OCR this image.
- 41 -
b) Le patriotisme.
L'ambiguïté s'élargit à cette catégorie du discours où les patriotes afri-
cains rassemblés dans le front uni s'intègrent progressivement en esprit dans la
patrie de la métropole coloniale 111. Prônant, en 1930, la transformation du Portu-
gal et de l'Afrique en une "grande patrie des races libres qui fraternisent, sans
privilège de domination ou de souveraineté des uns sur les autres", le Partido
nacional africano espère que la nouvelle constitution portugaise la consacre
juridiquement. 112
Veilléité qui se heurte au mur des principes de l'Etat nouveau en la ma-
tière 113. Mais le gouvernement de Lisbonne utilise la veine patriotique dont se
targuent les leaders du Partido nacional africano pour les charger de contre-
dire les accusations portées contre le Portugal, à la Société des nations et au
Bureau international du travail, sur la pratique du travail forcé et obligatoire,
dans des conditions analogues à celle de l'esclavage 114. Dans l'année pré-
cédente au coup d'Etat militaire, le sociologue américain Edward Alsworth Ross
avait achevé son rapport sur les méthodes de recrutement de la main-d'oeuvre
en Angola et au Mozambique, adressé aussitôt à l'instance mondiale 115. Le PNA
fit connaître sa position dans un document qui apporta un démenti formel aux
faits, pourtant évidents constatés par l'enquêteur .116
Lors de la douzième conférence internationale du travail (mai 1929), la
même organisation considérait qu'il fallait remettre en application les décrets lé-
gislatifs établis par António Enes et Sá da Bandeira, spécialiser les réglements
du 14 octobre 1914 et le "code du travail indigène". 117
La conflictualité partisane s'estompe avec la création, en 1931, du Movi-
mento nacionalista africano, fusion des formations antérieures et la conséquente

== == ==

■ Exercise goal
Find each line that has the word "travail", then copy it out.

■ Task response
Bureau international du travail, sur la pratique du travail forcé et obligatoire,
Lors de la douzième conférence internationale du travail (mai 1929), la
du 14 octobre 1914 et le "code du travail indigène". 117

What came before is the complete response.